### Task instructions
Reproduce every one of the rows below verbatim, keeping their order and changing nothing.

(Collected data)
□ □ □ □
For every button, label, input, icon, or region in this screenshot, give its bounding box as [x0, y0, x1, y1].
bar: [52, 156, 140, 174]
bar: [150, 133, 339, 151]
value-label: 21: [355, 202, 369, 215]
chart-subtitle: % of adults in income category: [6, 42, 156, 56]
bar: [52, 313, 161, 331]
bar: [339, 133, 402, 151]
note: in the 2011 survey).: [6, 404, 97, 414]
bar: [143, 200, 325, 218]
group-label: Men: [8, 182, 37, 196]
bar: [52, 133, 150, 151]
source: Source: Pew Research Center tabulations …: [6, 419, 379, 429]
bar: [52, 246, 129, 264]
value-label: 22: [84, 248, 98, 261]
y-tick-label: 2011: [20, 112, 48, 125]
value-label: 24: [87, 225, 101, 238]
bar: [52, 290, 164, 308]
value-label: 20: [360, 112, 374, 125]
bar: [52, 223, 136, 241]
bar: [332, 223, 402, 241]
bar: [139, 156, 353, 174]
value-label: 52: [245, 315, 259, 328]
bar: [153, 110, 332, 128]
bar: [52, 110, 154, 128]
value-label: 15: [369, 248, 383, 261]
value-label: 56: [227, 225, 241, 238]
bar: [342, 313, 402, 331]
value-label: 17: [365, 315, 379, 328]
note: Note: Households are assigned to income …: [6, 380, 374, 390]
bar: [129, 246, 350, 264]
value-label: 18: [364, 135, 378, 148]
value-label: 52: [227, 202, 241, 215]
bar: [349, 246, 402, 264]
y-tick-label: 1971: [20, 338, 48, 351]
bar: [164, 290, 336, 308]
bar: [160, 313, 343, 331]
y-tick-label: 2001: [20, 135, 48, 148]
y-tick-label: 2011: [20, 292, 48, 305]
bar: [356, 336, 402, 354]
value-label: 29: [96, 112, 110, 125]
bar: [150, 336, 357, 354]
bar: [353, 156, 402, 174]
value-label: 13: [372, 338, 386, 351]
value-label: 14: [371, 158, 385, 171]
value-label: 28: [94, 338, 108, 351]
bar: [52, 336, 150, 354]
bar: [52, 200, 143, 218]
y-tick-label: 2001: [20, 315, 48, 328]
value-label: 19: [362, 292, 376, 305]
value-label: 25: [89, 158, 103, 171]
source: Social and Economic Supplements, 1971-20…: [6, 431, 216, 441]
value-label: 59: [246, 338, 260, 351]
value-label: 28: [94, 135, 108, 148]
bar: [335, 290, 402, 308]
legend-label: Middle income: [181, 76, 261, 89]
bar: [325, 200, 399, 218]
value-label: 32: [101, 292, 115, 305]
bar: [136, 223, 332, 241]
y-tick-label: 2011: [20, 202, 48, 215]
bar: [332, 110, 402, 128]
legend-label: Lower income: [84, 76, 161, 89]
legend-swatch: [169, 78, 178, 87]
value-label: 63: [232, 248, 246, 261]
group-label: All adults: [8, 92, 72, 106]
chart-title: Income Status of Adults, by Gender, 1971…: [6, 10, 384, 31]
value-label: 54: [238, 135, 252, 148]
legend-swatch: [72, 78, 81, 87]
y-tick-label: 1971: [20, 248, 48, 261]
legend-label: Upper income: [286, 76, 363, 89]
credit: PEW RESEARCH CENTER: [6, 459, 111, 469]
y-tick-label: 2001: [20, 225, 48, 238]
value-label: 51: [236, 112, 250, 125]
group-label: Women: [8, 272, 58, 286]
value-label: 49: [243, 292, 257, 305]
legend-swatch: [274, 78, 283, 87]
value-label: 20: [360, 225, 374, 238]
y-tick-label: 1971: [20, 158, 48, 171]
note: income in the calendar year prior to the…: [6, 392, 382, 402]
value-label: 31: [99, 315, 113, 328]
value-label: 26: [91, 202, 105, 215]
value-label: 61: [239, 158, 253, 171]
□ □ □ □
### Response to the task
For every button, label, input, icon, or region in this screenshot, give its bounding box as [x0, y0, x1, y1].
bar: [52, 156, 140, 174]
bar: [150, 133, 339, 151]
value-label: 21: [355, 202, 369, 215]
chart-subtitle: % of adults in income category: [6, 42, 156, 56]
bar: [52, 313, 161, 331]
bar: [339, 133, 402, 151]
note: in the 2011 survey).: [6, 404, 97, 414]
bar: [143, 200, 325, 218]
group-label: Men: [8, 182, 37, 196]
bar: [52, 133, 150, 151]
source: Source: Pew Research Center tabulations …: [6, 419, 379, 429]
bar: [52, 246, 129, 264]
value-label: 22: [84, 248, 98, 261]
y-tick-label: 2011: [20, 112, 48, 125]
value-label: 24: [87, 225, 101, 238]
bar: [52, 290, 164, 308]
value-label: 20: [360, 112, 374, 125]
bar: [52, 223, 136, 241]
bar: [332, 223, 402, 241]
bar: [139, 156, 353, 174]
value-label: 52: [245, 315, 259, 328]
bar: [153, 110, 332, 128]
bar: [52, 110, 154, 128]
value-label: 15: [369, 248, 383, 261]
value-label: 56: [227, 225, 241, 238]
bar: [342, 313, 402, 331]
value-label: 17: [365, 315, 379, 328]
note: Note: Households are assigned to income …: [6, 380, 374, 390]
bar: [129, 246, 350, 264]
value-label: 18: [364, 135, 378, 148]
value-label: 52: [227, 202, 241, 215]
bar: [349, 246, 402, 264]
y-tick-label: 1971: [20, 338, 48, 351]
bar: [164, 290, 336, 308]
bar: [160, 313, 343, 331]
y-tick-label: 2001: [20, 135, 48, 148]
y-tick-label: 2011: [20, 292, 48, 305]
bar: [356, 336, 402, 354]
value-label: 29: [96, 112, 110, 125]
bar: [150, 336, 357, 354]
bar: [353, 156, 402, 174]
value-label: 13: [372, 338, 386, 351]
value-label: 14: [371, 158, 385, 171]
value-label: 28: [94, 338, 108, 351]
bar: [52, 336, 150, 354]
bar: [52, 200, 143, 218]
y-tick-label: 2001: [20, 315, 48, 328]
value-label: 19: [362, 292, 376, 305]
value-label: 25: [89, 158, 103, 171]
source: Social and Economic Supplements, 1971-20…: [6, 431, 216, 441]
value-label: 59: [246, 338, 260, 351]
value-label: 28: [94, 135, 108, 148]
bar: [335, 290, 402, 308]
legend-label: Middle income: [181, 76, 261, 89]
bar: [325, 200, 399, 218]
value-label: 32: [101, 292, 115, 305]
bar: [136, 223, 332, 241]
y-tick-label: 2011: [20, 202, 48, 215]
bar: [332, 110, 402, 128]
legend-label: Lower income: [84, 76, 161, 89]
legend-swatch: [169, 78, 178, 87]
value-label: 63: [232, 248, 246, 261]
group-label: All adults: [8, 92, 72, 106]
chart-title: Income Status of Adults, by Gender, 1971…: [6, 10, 384, 31]
value-label: 54: [238, 135, 252, 148]
legend-swatch: [72, 78, 81, 87]
y-tick-label: 1971: [20, 248, 48, 261]
legend-label: Upper income: [286, 76, 363, 89]
credit: PEW RESEARCH CENTER: [6, 459, 111, 469]
y-tick-label: 2001: [20, 225, 48, 238]
value-label: 51: [236, 112, 250, 125]
group-label: Women: [8, 272, 58, 286]
value-label: 49: [243, 292, 257, 305]
legend-swatch: [274, 78, 283, 87]
value-label: 20: [360, 225, 374, 238]
y-tick-label: 1971: [20, 158, 48, 171]
note: income in the calendar year prior to the…: [6, 392, 382, 402]
value-label: 31: [99, 315, 113, 328]
value-label: 26: [91, 202, 105, 215]
value-label: 61: [239, 158, 253, 171]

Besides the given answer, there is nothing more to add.